• _Written instruction_
Check every line of the data below for the string "wangwang", and copy the ones that hold it.

• _Records for the exercise_
# # #
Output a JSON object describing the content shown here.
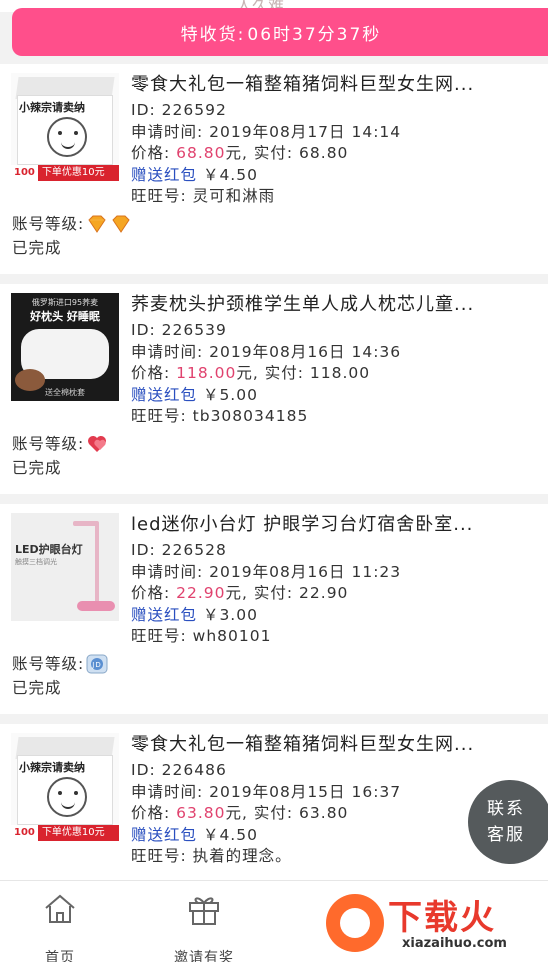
{
  "top": {
    "ghost_text": "人久难"
  },
  "banner": {
    "label": "特收货:",
    "countdown": "06时37分37秒"
  },
  "labels": {
    "id": "ID: ",
    "apply_time": "申请时间: ",
    "price": "价格: ",
    "yuan_paid": "元, 实付: ",
    "red_envelope": "赠送红包",
    "wangwang": "旺旺号: ",
    "account_level": "账号等级: "
  },
  "orders": [
    {
      "title": "零食大礼包一箱整箱猪饲料巨型女生网...",
      "id": "226592",
      "apply_time": "2019年08月17日 14:14",
      "price": "68.80",
      "paid": "68.80",
      "red_envelope_amount": " ￥4.50",
      "wangwang": "灵可和淋雨",
      "level_badges": [
        "diamond-icon",
        "diamond-icon"
      ],
      "status": "已完成",
      "thumb": {
        "brand": "小辣宗请卖纳",
        "bar_a": "100",
        "bar_b": "下单优惠10元"
      }
    },
    {
      "title": "荞麦枕头护颈椎学生单人成人枕芯儿童...",
      "id": "226539",
      "apply_time": "2019年08月16日 14:36",
      "price": "118.00",
      "paid": "118.00",
      "red_envelope_amount": " ￥5.00",
      "wangwang": "tb308034185",
      "level_badges": [
        "heart-icon"
      ],
      "status": "已完成",
      "thumb": {
        "line1": "俄罗斯进口95荞麦",
        "line2": "好枕头 好睡眠",
        "line3": "送全棉枕套"
      }
    },
    {
      "title": "led迷你小台灯 护眼学习台灯宿舍卧室...",
      "id": "226528",
      "apply_time": "2019年08月16日 11:23",
      "price": "22.90",
      "paid": "22.90",
      "red_envelope_amount": " ￥3.00",
      "wangwang": "wh80101",
      "level_badges": [
        "jd-icon"
      ],
      "status": "已完成",
      "thumb": {
        "line1": "LED护眼台灯",
        "line2": "触摸三档调光"
      }
    },
    {
      "title": "零食大礼包一箱整箱猪饲料巨型女生网...",
      "id": "226486",
      "apply_time": "2019年08月15日 16:37",
      "price": "63.80",
      "paid": "63.80",
      "red_envelope_amount": " ￥4.50",
      "wangwang": "执着的理念。",
      "level_badges": [
        "heart-icon",
        "heart-icon"
      ],
      "status": "",
      "thumb": {
        "brand": "小辣宗请卖纳",
        "bar_a": "100",
        "bar_b": "下单优惠10元"
      }
    }
  ],
  "float_service": {
    "line1": "联系",
    "line2": "客服"
  },
  "nav": [
    {
      "label": "首页",
      "icon": "home-icon"
    },
    {
      "label": "邀请有奖",
      "icon": "gift-icon"
    }
  ],
  "watermark": {
    "big": "下载火",
    "small": "xiazaihuo.com"
  },
  "colors": {
    "accent": "#ff4f8b",
    "price": "#e0426e",
    "link": "#2a4fbf"
  }
}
# # #
• _Worked solution_
    "wangwang": "旺旺号: ",
      "wangwang": "灵可和淋雨",
      "wangwang": "tb308034185",
      "wangwang": "wh80101",
      "wangwang": "执着的理念。",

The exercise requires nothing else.